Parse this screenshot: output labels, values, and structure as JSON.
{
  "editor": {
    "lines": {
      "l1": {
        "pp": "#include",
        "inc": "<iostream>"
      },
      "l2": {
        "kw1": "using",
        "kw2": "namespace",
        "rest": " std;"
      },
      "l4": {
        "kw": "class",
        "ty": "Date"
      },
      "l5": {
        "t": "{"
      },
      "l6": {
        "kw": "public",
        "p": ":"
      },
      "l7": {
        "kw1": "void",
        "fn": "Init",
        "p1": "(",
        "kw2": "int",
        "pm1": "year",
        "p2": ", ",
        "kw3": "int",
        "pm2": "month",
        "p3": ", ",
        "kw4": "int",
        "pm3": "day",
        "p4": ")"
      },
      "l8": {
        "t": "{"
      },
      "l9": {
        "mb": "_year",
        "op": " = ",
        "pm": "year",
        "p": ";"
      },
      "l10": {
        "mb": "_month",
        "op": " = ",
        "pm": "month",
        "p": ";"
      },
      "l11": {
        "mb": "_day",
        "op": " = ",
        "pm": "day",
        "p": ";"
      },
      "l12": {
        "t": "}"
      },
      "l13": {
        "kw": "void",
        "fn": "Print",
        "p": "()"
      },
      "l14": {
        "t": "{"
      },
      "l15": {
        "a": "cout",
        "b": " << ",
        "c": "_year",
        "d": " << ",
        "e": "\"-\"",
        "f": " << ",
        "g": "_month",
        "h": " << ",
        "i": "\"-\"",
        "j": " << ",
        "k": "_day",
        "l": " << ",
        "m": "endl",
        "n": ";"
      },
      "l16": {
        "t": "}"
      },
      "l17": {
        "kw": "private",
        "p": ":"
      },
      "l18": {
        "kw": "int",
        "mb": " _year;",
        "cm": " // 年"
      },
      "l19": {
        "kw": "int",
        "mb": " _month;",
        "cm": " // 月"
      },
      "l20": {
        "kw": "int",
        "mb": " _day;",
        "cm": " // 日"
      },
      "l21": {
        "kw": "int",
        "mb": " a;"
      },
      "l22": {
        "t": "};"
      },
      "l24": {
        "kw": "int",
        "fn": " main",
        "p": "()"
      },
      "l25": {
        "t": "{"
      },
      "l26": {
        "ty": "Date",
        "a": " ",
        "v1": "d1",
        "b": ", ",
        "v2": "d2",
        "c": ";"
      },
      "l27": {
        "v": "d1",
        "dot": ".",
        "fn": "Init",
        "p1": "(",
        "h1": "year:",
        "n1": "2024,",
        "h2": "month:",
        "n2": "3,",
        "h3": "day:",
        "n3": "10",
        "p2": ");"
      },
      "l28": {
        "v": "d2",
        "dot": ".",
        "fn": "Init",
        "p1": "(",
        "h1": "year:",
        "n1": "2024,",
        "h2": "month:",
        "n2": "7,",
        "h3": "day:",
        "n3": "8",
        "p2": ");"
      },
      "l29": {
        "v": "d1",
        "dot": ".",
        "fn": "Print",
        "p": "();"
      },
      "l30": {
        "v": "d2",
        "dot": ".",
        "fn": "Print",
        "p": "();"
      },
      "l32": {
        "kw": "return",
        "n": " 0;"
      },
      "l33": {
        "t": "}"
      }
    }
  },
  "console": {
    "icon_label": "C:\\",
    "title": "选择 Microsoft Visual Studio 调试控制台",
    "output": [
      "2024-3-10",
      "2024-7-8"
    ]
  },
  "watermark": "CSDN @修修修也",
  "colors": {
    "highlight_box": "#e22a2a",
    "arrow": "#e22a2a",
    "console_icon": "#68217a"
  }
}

═══

What is needed.
From the listing above, copy all lines holding the word "output".

Result of the exercise.
Parse this screenshot: output labels, values, and structure as JSON.
    "output": [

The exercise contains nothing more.